Each entry below should be reproduced character for character.

• _Dataset items_:
* start *

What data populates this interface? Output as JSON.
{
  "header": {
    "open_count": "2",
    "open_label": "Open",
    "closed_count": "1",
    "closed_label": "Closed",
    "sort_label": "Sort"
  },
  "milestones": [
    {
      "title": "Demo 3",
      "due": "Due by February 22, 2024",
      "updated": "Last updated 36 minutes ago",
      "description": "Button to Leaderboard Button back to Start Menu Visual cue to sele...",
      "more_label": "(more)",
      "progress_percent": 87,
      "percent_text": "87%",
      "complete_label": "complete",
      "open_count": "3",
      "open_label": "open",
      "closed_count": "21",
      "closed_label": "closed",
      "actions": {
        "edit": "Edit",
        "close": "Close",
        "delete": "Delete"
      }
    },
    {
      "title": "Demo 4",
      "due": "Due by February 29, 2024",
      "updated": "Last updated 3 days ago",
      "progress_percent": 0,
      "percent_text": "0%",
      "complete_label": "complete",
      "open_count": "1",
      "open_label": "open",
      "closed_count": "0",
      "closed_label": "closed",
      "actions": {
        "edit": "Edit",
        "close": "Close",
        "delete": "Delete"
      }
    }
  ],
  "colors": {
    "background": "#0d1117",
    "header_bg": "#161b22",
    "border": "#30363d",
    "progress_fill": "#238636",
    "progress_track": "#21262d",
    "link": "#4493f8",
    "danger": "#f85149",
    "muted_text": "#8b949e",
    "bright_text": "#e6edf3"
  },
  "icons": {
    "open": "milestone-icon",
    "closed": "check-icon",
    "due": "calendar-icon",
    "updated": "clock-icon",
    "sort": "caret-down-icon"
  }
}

* end *

• _RESULT OF THIS EXERCISE_:
What data populates this interface? Output as JSON.
{
  "header": {
    "open_count": "2",
    "open_label": "Open",
    "closed_count": "1",
    "closed_label": "Closed",
    "sort_label": "Sort"
  },
  "milestones": [
    {
      "title": "Demo 3",
      "due": "Due by February 22, 2024",
      "updated": "Last updated 36 minutes ago",
      "description": "Button to Leaderboard Button back to Start Menu Visual cue to sele...",
      "more_label": "(more)",
      "progress_percent": 87,
      "percent_text": "87%",
      "complete_label": "complete",
      "open_count": "3",
      "open_label": "open",
      "closed_count": "21",
      "closed_label": "closed",
      "actions": {
        "edit": "Edit",
        "close": "Close",
        "delete": "Delete"
      }
    },
    {
      "title": "Demo 4",
      "due": "Due by February 29, 2024",
      "updated": "Last updated 3 days ago",
      "progress_percent": 0,
      "percent_text": "0%",
      "complete_label": "complete",
      "open_count": "1",
      "open_label": "open",
      "closed_count": "0",
      "closed_label": "closed",
      "actions": {
        "edit": "Edit",
        "close": "Close",
        "delete": "Delete"
      }
    }
  ],
  "colors": {
    "background": "#0d1117",
    "header_bg": "#161b22",
    "border": "#30363d",
    "progress_fill": "#238636",
    "progress_track": "#21262d",
    "link": "#4493f8",
    "danger": "#f85149",
    "muted_text": "#8b949e",
    "bright_text": "#e6edf3"
  },
  "icons": {
    "open": "milestone-icon",
    "closed": "check-icon",
    "due": "calendar-icon",
    "updated": "clock-icon",
    "sort": "caret-down-icon"
  }
}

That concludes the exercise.